Directions for this task: Gather up the lines that contain "Indies".

Data records
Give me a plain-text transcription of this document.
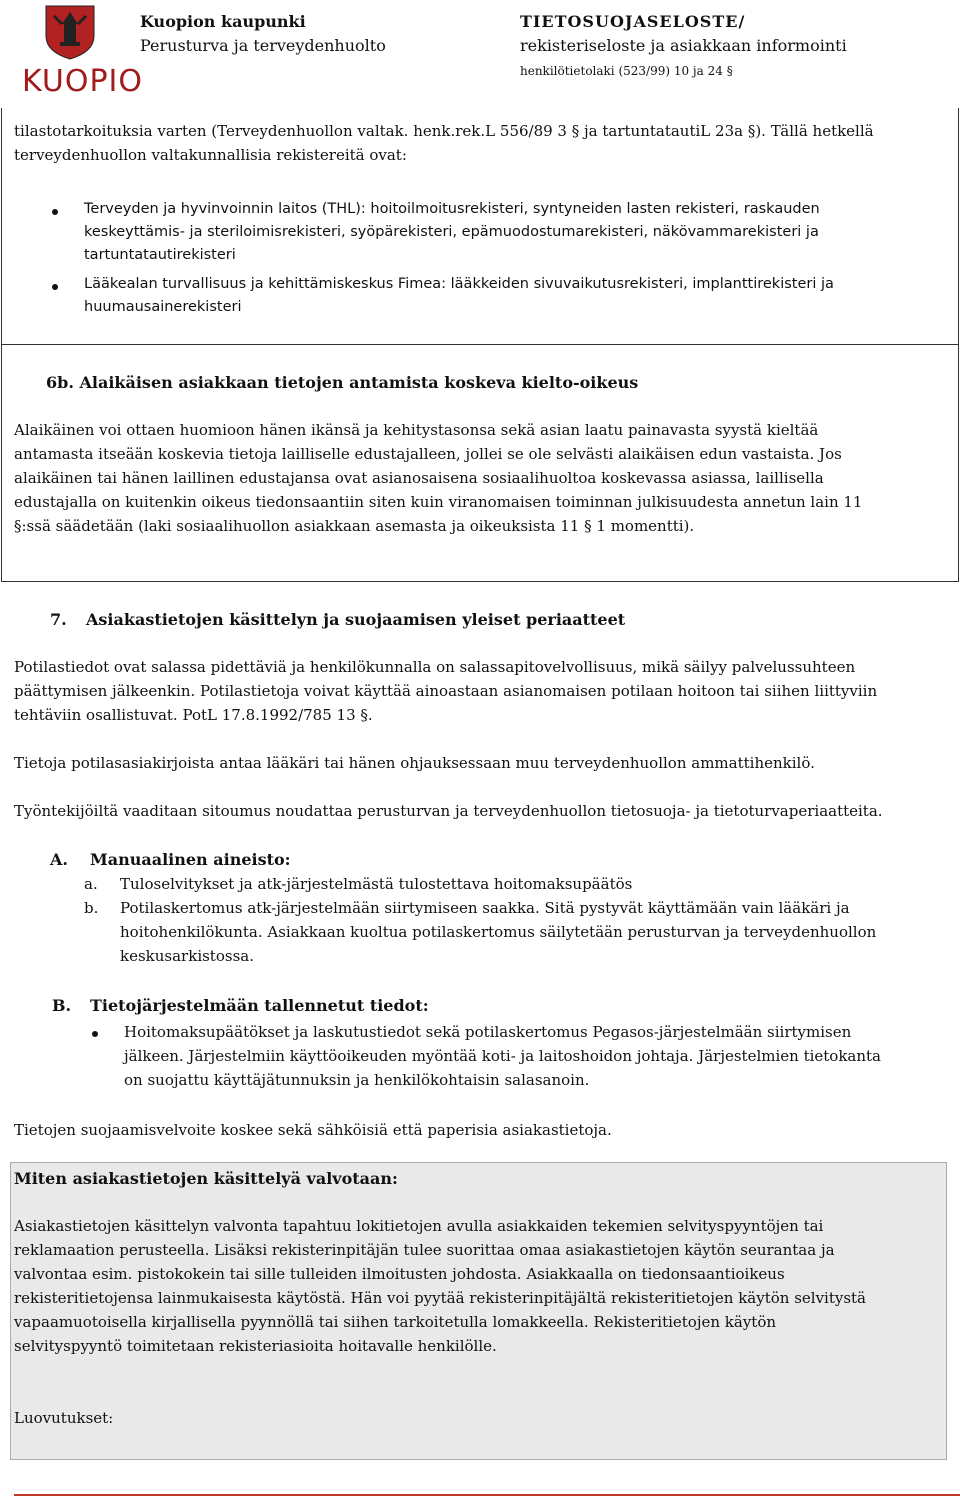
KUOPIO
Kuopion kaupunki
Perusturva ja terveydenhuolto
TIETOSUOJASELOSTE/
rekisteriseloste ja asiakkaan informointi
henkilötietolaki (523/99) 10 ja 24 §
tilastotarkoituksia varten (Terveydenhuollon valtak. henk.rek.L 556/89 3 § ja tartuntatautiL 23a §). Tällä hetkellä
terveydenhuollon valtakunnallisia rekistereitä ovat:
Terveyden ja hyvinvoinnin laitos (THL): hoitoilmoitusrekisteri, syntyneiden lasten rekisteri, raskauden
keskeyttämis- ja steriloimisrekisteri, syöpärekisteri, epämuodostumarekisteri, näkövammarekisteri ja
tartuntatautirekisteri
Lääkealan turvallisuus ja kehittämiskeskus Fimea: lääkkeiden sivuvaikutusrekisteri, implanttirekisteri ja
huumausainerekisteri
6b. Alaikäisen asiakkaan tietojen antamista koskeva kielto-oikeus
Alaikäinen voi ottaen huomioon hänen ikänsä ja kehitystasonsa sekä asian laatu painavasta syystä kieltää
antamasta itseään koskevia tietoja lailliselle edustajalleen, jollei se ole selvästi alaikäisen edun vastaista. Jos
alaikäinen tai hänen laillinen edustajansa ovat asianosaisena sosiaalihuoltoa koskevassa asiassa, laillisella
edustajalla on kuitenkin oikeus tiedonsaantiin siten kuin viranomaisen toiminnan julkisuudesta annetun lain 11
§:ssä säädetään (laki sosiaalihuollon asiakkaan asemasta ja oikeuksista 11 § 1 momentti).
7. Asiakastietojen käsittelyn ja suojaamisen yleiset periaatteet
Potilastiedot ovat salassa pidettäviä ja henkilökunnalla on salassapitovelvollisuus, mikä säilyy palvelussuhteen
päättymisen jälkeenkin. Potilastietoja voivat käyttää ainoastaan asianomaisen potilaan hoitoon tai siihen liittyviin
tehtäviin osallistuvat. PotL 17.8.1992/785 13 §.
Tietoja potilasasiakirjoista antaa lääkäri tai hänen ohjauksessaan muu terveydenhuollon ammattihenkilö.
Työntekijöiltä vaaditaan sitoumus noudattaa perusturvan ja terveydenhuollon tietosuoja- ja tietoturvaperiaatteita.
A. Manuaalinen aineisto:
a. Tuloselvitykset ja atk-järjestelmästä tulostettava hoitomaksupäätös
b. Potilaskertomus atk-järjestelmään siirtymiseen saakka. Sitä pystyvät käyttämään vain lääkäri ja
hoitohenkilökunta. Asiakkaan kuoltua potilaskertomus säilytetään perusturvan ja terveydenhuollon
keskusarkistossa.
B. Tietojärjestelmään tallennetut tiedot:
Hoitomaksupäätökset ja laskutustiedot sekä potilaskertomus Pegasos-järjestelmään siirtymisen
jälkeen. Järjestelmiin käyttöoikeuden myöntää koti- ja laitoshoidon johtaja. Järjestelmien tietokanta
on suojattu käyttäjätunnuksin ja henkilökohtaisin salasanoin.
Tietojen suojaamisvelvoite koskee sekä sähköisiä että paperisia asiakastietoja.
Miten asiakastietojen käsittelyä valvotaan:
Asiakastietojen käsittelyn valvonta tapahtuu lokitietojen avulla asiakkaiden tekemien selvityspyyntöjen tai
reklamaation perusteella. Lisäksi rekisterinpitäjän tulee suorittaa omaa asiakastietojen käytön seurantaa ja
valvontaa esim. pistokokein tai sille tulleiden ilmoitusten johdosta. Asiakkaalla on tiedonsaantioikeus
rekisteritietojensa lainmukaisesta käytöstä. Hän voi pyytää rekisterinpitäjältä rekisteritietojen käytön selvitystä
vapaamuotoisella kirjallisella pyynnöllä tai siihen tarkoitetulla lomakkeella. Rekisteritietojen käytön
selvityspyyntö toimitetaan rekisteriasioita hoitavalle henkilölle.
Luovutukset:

==

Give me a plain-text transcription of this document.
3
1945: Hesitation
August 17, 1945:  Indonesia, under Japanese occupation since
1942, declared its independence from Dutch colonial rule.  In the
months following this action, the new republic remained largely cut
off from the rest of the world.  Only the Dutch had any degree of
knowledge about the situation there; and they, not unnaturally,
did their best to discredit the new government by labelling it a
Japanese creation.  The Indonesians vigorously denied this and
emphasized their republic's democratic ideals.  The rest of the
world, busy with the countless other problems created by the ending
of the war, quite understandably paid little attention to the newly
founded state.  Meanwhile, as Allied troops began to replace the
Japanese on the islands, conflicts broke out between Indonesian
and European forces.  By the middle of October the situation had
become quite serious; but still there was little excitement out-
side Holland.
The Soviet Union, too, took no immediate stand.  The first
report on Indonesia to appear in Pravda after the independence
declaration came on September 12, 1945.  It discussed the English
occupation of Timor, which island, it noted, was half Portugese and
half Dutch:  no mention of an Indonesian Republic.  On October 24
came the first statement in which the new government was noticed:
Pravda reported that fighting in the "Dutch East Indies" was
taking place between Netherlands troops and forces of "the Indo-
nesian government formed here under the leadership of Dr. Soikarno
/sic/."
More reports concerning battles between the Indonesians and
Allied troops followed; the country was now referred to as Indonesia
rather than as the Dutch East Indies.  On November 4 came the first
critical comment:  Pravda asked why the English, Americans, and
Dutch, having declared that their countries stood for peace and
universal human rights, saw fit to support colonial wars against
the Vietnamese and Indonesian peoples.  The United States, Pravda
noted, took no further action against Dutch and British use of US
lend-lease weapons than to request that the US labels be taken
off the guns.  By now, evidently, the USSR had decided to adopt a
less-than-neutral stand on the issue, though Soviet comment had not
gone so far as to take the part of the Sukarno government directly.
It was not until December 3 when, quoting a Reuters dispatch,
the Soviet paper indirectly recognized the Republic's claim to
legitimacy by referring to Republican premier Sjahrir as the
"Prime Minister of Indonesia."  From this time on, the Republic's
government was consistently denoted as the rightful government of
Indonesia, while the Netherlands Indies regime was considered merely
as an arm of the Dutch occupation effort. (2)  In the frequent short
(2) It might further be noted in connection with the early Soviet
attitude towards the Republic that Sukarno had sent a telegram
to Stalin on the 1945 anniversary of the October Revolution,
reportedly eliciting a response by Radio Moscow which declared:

Full response:
Pravda reported that fighting in the "Dutch East Indies" was
rather than as the Dutch East Indies.  On November 4 came the first
Indonesia, while the Netherlands Indies regime was considered merely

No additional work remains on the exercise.